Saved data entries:
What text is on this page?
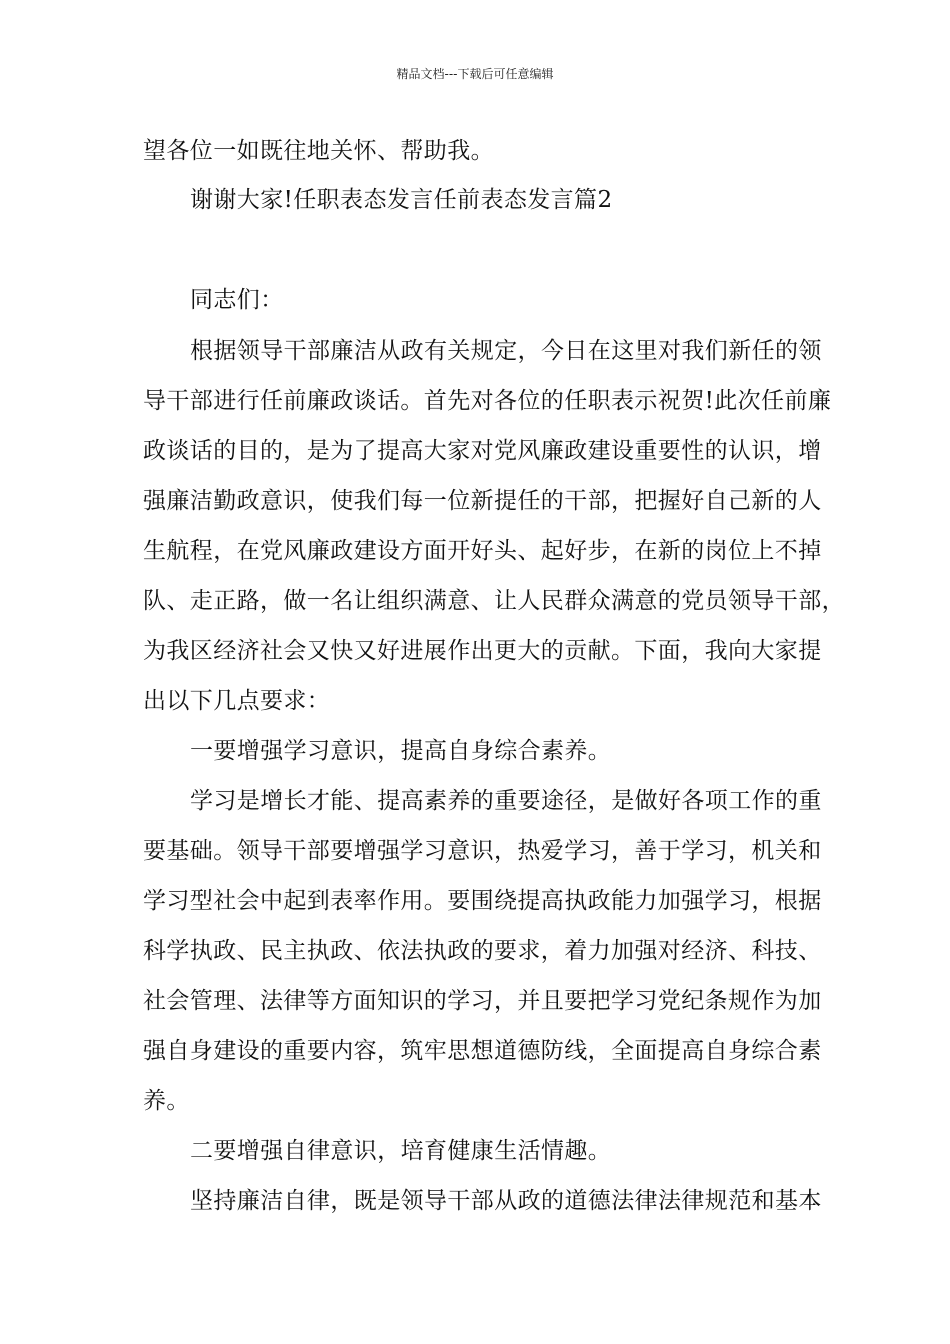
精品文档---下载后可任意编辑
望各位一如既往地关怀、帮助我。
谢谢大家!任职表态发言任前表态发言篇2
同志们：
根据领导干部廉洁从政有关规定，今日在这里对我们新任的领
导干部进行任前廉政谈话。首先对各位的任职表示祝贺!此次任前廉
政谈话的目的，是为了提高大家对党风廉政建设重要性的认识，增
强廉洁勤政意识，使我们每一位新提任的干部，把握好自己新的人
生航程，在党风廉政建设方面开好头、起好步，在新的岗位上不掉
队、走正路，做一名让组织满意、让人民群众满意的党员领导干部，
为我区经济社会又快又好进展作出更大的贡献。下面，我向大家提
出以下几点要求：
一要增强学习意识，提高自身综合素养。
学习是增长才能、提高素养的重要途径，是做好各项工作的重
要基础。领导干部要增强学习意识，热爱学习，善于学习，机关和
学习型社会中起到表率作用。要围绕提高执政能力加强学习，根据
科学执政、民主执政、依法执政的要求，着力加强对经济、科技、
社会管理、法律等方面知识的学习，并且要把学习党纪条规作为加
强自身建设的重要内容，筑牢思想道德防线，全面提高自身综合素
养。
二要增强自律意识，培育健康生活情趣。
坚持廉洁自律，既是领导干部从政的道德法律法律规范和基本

__GIVEN EXERCISE__.
Write out the whole listing exactly, and drop the pictures.

__REPLY__.
What text is on this page?
精品文档---下载后可任意编辑
望各位一如既往地关怀、帮助我。
谢谢大家!任职表态发言任前表态发言篇2
同志们：
根据领导干部廉洁从政有关规定，今日在这里对我们新任的领
导干部进行任前廉政谈话。首先对各位的任职表示祝贺!此次任前廉
政谈话的目的，是为了提高大家对党风廉政建设重要性的认识，增
强廉洁勤政意识，使我们每一位新提任的干部，把握好自己新的人
生航程，在党风廉政建设方面开好头、起好步，在新的岗位上不掉
队、走正路，做一名让组织满意、让人民群众满意的党员领导干部，
为我区经济社会又快又好进展作出更大的贡献。下面，我向大家提
出以下几点要求：
一要增强学习意识，提高自身综合素养。
学习是增长才能、提高素养的重要途径，是做好各项工作的重
要基础。领导干部要增强学习意识，热爱学习，善于学习，机关和
学习型社会中起到表率作用。要围绕提高执政能力加强学习，根据
科学执政、民主执政、依法执政的要求，着力加强对经济、科技、
社会管理、法律等方面知识的学习，并且要把学习党纪条规作为加
强自身建设的重要内容，筑牢思想道德防线，全面提高自身综合素
养。
二要增强自律意识，培育健康生活情趣。
坚持廉洁自律，既是领导干部从政的道德法律法律规范和基本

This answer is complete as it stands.